— What to do —
Reproduce all of the lines below verbatim, without changing a single character.

##### Record list

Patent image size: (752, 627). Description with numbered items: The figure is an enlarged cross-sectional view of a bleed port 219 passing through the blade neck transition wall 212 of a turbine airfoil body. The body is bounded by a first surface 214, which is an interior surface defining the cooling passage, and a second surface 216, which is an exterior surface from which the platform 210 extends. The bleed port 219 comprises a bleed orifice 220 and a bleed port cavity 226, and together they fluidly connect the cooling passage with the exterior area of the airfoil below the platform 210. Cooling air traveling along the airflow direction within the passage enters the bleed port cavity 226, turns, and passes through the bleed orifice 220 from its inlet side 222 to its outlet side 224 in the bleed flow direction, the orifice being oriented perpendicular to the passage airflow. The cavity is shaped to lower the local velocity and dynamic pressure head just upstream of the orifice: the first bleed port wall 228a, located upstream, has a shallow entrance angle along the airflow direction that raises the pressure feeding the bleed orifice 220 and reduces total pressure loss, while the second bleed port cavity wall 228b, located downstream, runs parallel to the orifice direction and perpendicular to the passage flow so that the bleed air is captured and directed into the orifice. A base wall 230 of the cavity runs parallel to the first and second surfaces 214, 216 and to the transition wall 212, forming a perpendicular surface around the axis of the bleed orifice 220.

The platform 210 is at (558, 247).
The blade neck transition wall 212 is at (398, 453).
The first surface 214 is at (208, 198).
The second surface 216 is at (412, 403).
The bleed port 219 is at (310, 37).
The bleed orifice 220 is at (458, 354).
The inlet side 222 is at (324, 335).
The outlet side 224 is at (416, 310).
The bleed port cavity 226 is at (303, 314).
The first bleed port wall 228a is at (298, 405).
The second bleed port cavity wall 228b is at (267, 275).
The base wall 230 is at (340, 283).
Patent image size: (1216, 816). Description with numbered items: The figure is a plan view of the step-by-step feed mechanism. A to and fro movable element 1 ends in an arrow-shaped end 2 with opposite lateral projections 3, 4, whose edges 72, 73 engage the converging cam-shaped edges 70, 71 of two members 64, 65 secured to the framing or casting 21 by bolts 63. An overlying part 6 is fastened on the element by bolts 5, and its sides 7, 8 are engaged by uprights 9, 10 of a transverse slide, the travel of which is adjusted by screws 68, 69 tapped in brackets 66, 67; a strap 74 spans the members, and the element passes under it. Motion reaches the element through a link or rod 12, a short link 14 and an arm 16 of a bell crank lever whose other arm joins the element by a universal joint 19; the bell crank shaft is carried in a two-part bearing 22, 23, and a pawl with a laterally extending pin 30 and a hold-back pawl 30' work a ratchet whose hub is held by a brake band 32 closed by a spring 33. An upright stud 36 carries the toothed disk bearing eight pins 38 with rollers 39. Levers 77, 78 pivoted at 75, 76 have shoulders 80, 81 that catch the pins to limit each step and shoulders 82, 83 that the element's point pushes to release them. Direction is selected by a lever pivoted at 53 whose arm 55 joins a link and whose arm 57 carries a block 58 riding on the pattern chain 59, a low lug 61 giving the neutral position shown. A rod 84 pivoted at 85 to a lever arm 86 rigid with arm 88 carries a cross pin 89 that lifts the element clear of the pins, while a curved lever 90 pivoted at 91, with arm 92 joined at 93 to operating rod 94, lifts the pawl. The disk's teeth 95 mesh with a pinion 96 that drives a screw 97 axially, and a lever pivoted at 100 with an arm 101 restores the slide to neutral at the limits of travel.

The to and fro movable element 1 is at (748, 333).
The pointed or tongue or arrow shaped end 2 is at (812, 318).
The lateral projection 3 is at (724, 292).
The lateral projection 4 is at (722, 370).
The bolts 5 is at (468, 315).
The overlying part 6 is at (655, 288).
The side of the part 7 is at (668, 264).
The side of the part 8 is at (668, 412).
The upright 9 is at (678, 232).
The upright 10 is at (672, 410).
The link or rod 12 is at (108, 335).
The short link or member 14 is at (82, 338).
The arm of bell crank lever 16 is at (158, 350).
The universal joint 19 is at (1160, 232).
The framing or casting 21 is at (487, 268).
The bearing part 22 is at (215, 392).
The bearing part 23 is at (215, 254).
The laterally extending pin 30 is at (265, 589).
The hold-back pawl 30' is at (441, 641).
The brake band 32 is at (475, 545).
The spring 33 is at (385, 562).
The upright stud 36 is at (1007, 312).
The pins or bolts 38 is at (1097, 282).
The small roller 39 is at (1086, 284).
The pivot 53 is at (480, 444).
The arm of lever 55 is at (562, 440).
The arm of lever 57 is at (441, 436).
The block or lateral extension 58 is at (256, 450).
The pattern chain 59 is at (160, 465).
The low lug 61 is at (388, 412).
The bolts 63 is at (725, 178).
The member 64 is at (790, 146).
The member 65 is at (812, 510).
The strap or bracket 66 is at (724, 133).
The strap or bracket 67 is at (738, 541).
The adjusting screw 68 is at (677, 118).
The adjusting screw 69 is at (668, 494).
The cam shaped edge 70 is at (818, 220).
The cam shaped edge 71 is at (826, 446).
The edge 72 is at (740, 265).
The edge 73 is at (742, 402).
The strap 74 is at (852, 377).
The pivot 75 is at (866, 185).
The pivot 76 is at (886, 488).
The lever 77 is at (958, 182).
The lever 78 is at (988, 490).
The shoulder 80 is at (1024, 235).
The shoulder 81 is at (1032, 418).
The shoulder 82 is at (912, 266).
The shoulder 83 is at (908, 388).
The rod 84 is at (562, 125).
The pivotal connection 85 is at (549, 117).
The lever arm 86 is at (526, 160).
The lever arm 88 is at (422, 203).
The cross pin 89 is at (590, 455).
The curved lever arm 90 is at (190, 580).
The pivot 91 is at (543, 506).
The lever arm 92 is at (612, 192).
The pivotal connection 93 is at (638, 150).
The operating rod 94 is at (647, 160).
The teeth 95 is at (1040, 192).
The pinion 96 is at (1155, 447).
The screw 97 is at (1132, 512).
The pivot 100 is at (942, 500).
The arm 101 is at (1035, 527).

##########

— Right answer —
Patent image size: (752, 627). Description with numbered items: The figure is an enlarged cross-sectional view of a bleed port 219 passing through the blade neck transition wall 212 of a turbine airfoil body. The body is bounded by a first surface 214, which is an interior surface defining the cooling passage, and a second surface 216, which is an exterior surface from which the platform 210 extends. The bleed port 219 comprises a bleed orifice 220 and a bleed port cavity 226, and together they fluidly connect the cooling passage with the exterior area of the airfoil below the platform 210. Cooling air traveling along the airflow direction within the passage enters the bleed port cavity 226, turns, and passes through the bleed orifice 220 from its inlet side 222 to its outlet side 224 in the bleed flow direction, the orifice being oriented perpendicular to the passage airflow. The cavity is shaped to lower the local velocity and dynamic pressure head just upstream of the orifice: the first bleed port wall 228a, located upstream, has a shallow entrance angle along the airflow direction that raises the pressure feeding the bleed orifice 220 and reduces total pressure loss, while the second bleed port cavity wall 228b, located downstream, runs parallel to the orifice direction and perpendicular to the passage flow so that the bleed air is captured and directed into the orifice. A base wall 230 of the cavity runs parallel to the first and second surfaces 214, 216 and to the transition wall 212, forming a perpendicular surface around the axis of the bleed orifice 220.

The platform 210 is at (558, 247).
The blade neck transition wall 212 is at (398, 453).
The first surface 214 is at (208, 198).
The second surface 216 is at (412, 403).
The bleed port 219 is at (310, 37).
The bleed orifice 220 is at (458, 354).
The inlet side 222 is at (324, 335).
The outlet side 224 is at (416, 310).
The bleed port cavity 226 is at (303, 314).
The first bleed port wall 228a is at (298, 405).
The second bleed port cavity wall 228b is at (267, 275).
The base wall 230 is at (340, 283).
Patent image size: (1216, 816). Description with numbered items: The figure is a plan view of the step-by-step feed mechanism. A to and fro movable element 1 ends in an arrow-shaped end 2 with opposite lateral projections 3, 4, whose edges 72, 73 engage the converging cam-shaped edges 70, 71 of two members 64, 65 secured to the framing or casting 21 by bolts 63. An overlying part 6 is fastened on the element by bolts 5, and its sides 7, 8 are engaged by uprights 9, 10 of a transverse slide, the travel of which is adjusted by screws 68, 69 tapped in brackets 66, 67; a strap 74 spans the members, and the element passes under it. Motion reaches the element through a link or rod 12, a short link 14 and an arm 16 of a bell crank lever whose other arm joins the element by a universal joint 19; the bell crank shaft is carried in a two-part bearing 22, 23, and a pawl with a laterally extending pin 30 and a hold-back pawl 30' work a ratchet whose hub is held by a brake band 32 closed by a spring 33. An upright stud 36 carries the toothed disk bearing eight pins 38 with rollers 39. Levers 77, 78 pivoted at 75, 76 have shoulders 80, 81 that catch the pins to limit each step and shoulders 82, 83 that the element's point pushes to release them. Direction is selected by a lever pivoted at 53 whose arm 55 joins a link and whose arm 57 carries a block 58 riding on the pattern chain 59, a low lug 61 giving the neutral position shown. A rod 84 pivoted at 85 to a lever arm 86 rigid with arm 88 carries a cross pin 89 that lifts the element clear of the pins, while a curved lever 90 pivoted at 91, with arm 92 joined at 93 to operating rod 94, lifts the pawl. The disk's teeth 95 mesh with a pinion 96 that drives a screw 97 axially, and a lever pivoted at 100 with an arm 101 restores the slide to neutral at the limits of travel.

The to and fro movable element 1 is at (748, 333).
The pointed or tongue or arrow shaped end 2 is at (812, 318).
The lateral projection 3 is at (724, 292).
The lateral projection 4 is at (722, 370).
The bolts 5 is at (468, 315).
The overlying part 6 is at (655, 288).
The side of the part 7 is at (668, 264).
The side of the part 8 is at (668, 412).
The upright 9 is at (678, 232).
The upright 10 is at (672, 410).
The link or rod 12 is at (108, 335).
The short link or member 14 is at (82, 338).
The arm of bell crank lever 16 is at (158, 350).
The universal joint 19 is at (1160, 232).
The framing or casting 21 is at (487, 268).
The bearing part 22 is at (215, 392).
The bearing part 23 is at (215, 254).
The laterally extending pin 30 is at (265, 589).
The hold-back pawl 30' is at (441, 641).
The brake band 32 is at (475, 545).
The spring 33 is at (385, 562).
The upright stud 36 is at (1007, 312).
The pins or bolts 38 is at (1097, 282).
The small roller 39 is at (1086, 284).
The pivot 53 is at (480, 444).
The arm of lever 55 is at (562, 440).
The arm of lever 57 is at (441, 436).
The block or lateral extension 58 is at (256, 450).
The pattern chain 59 is at (160, 465).
The low lug 61 is at (388, 412).
The bolts 63 is at (725, 178).
The member 64 is at (790, 146).
The member 65 is at (812, 510).
The strap or bracket 66 is at (724, 133).
The strap or bracket 67 is at (738, 541).
The adjusting screw 68 is at (677, 118).
The adjusting screw 69 is at (668, 494).
The cam shaped edge 70 is at (818, 220).
The cam shaped edge 71 is at (826, 446).
The edge 72 is at (740, 265).
The edge 73 is at (742, 402).
The strap 74 is at (852, 377).
The pivot 75 is at (866, 185).
The pivot 76 is at (886, 488).
The lever 77 is at (958, 182).
The lever 78 is at (988, 490).
The shoulder 80 is at (1024, 235).
The shoulder 81 is at (1032, 418).
The shoulder 82 is at (912, 266).
The shoulder 83 is at (908, 388).
The rod 84 is at (562, 125).
The pivotal connection 85 is at (549, 117).
The lever arm 86 is at (526, 160).
The lever arm 88 is at (422, 203).
The cross pin 89 is at (590, 455).
The curved lever arm 90 is at (190, 580).
The pivot 91 is at (543, 506).
The lever arm 92 is at (612, 192).
The pivotal connection 93 is at (638, 150).
The operating rod 94 is at (647, 160).
The teeth 95 is at (1040, 192).
The pinion 96 is at (1155, 447).
The screw 97 is at (1132, 512).
The pivot 100 is at (942, 500).
The arm 101 is at (1035, 527).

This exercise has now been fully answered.